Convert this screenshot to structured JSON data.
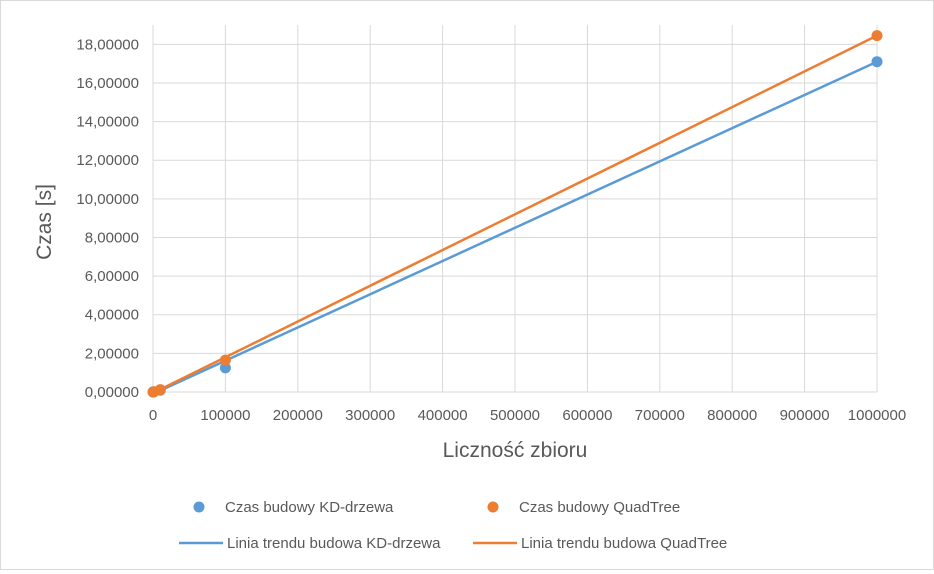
{
  "chart_data": {
    "type": "scatter",
    "xlabel": "Liczność zbioru",
    "ylabel": "Czas [s]",
    "xlim": [
      0,
      1000000
    ],
    "ylim": [
      0,
      19
    ],
    "x_ticks": [
      0,
      100000,
      200000,
      300000,
      400000,
      500000,
      600000,
      700000,
      800000,
      900000,
      1000000
    ],
    "x_tick_labels": [
      "0",
      "100000",
      "200000",
      "300000",
      "400000",
      "500000",
      "600000",
      "700000",
      "800000",
      "900000",
      "1000000"
    ],
    "y_ticks": [
      0,
      2,
      4,
      6,
      8,
      10,
      12,
      14,
      16,
      18
    ],
    "y_tick_labels": [
      "0,00000",
      "2,00000",
      "4,00000",
      "6,00000",
      "8,00000",
      "10,00000",
      "12,00000",
      "14,00000",
      "16,00000",
      "18,00000"
    ],
    "grid": true,
    "legend_position": "bottom",
    "series": [
      {
        "name": "Czas budowy KD-drzewa",
        "kind": "points",
        "color": "#5B9BD5",
        "points": [
          [
            0,
            0.0
          ],
          [
            1000,
            0.01
          ],
          [
            10000,
            0.09
          ],
          [
            100000,
            1.25
          ],
          [
            1000000,
            17.1
          ]
        ]
      },
      {
        "name": "Czas budowy QuadTree",
        "kind": "points",
        "color": "#ED7D31",
        "points": [
          [
            0,
            0.0
          ],
          [
            1000,
            0.01
          ],
          [
            10000,
            0.12
          ],
          [
            100000,
            1.65
          ],
          [
            1000000,
            18.45
          ]
        ]
      },
      {
        "name": "Linia trendu budowa KD-drzewa",
        "kind": "trendline",
        "color": "#5B9BD5",
        "points": [
          [
            0,
            -0.1
          ],
          [
            1000000,
            17.1
          ]
        ]
      },
      {
        "name": "Linia trendu budowa QuadTree",
        "kind": "trendline",
        "color": "#ED7D31",
        "points": [
          [
            0,
            -0.05
          ],
          [
            1000000,
            18.45
          ]
        ]
      }
    ]
  }
}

**WHAT YOU SHOULD DO**
Gather and return every line that holds the string "Czas".

**EXERCISE OUTPUT**
    "ylabel": "Czas [s]",
        "name": "Czas budowy KD-drzewa",
        "name": "Czas budowy QuadTree",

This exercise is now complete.